EXERCISE INPUTS:
···

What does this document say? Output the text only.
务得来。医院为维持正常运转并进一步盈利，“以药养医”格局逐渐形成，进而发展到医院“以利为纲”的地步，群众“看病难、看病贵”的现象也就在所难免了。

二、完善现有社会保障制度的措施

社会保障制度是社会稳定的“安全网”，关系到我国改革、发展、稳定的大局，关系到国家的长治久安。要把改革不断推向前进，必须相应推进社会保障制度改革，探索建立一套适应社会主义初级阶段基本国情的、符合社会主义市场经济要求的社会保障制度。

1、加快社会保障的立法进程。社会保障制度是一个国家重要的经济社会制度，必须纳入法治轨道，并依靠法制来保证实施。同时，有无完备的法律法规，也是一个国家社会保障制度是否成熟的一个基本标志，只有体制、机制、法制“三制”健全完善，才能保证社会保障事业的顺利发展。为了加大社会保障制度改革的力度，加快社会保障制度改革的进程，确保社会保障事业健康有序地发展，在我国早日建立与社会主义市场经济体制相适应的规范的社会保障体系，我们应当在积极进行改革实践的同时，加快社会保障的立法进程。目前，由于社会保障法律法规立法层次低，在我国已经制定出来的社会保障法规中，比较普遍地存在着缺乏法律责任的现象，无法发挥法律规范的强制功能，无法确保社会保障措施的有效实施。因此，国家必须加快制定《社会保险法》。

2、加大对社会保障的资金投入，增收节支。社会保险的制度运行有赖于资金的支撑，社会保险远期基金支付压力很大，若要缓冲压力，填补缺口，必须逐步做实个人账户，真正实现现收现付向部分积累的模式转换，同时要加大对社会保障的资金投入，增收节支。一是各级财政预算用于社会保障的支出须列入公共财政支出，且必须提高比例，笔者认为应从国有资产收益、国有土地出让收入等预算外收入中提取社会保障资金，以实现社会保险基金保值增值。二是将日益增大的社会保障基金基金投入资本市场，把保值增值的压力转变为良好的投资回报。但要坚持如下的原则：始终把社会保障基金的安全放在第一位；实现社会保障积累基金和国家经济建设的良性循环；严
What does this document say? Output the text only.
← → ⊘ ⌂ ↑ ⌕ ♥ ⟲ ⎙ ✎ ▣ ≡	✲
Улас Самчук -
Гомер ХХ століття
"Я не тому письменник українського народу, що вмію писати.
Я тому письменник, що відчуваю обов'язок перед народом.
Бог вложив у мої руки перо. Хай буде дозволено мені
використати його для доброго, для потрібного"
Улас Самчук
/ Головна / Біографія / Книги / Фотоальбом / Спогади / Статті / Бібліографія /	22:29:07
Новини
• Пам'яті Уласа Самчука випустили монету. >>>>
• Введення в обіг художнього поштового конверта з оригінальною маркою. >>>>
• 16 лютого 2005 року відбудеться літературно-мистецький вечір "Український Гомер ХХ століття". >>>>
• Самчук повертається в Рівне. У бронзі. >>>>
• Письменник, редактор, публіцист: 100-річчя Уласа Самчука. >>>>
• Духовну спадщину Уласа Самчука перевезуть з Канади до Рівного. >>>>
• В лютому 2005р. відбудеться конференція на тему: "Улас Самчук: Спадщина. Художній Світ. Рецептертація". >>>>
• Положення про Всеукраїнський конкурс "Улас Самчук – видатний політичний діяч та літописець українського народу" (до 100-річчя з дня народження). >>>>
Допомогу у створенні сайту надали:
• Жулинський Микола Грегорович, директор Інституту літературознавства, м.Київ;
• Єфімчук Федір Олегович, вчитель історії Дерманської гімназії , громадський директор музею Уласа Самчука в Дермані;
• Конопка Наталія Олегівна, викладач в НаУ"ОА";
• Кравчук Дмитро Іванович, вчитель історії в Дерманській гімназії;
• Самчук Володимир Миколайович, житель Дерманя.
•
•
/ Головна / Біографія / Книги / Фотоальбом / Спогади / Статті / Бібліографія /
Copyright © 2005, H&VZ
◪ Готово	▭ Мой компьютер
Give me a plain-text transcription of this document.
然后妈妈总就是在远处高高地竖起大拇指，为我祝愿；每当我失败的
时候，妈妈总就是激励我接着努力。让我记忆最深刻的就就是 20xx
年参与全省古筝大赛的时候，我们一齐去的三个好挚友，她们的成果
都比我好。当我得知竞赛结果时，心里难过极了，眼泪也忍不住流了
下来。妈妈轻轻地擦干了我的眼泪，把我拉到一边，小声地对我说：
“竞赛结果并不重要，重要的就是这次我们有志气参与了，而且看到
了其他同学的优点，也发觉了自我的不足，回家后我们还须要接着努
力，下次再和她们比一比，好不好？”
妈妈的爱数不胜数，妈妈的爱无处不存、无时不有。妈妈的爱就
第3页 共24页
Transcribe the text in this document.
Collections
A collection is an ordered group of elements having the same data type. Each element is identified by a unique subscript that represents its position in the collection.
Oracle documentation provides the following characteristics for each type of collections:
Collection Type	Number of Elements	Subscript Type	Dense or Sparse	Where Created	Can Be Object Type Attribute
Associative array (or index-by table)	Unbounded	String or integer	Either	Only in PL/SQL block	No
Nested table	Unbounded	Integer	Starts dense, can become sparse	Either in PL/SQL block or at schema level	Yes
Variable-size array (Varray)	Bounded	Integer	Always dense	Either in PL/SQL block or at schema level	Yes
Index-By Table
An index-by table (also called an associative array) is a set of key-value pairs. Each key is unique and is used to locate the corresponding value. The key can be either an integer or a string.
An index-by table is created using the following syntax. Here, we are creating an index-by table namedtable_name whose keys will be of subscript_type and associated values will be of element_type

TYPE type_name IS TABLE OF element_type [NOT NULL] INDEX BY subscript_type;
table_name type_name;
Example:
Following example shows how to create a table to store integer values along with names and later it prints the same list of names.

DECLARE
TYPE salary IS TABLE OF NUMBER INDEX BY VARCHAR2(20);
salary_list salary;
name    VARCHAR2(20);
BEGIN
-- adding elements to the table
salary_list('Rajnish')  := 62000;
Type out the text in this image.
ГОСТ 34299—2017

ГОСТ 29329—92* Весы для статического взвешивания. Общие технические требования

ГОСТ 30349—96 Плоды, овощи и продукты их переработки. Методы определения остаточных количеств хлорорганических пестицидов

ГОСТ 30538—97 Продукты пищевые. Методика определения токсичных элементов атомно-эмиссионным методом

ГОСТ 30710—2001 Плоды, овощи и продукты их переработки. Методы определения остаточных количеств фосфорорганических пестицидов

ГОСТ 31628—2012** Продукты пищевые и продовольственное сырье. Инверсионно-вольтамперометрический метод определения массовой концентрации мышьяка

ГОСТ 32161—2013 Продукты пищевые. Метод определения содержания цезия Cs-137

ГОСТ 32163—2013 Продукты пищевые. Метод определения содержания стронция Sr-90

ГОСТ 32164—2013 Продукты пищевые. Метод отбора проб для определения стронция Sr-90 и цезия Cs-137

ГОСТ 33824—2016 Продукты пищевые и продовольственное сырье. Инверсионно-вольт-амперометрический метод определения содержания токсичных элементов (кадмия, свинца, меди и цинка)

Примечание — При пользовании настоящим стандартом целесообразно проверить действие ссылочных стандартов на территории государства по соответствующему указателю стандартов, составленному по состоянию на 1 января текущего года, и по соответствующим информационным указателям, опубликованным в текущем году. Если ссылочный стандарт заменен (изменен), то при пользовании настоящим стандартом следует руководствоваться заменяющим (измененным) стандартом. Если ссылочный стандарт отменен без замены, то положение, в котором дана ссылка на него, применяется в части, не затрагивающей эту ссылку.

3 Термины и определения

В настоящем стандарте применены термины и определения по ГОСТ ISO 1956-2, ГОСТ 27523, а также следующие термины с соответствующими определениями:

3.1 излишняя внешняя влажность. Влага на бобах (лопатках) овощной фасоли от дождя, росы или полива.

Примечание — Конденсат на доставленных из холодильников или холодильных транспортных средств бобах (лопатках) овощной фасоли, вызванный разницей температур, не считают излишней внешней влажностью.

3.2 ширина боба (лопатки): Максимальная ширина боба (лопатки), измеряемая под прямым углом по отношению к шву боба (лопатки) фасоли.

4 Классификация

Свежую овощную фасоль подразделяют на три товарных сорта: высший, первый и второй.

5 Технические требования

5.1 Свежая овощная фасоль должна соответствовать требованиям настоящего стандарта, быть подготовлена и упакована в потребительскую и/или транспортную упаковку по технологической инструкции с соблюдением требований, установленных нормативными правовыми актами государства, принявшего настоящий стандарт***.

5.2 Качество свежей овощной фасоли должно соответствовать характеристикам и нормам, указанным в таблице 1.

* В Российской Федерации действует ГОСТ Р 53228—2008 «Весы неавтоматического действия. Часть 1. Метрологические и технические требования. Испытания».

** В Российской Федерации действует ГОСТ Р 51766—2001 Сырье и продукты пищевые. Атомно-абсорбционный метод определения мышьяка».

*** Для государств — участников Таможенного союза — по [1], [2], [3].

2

···

TASK OBJECTIVE:
Pick out each line in the material containing "Плоды".

RESULT FOR THIS TASK:
ГОСТ 30349—96 Плоды, овощи и продукты их переработки. Методы определения остаточных количеств хлорорганических пестицидов
ГОСТ 30710—2001 Плоды, овощи и продукты их переработки. Методы определения остаточных количеств фосфорорганических пестицидов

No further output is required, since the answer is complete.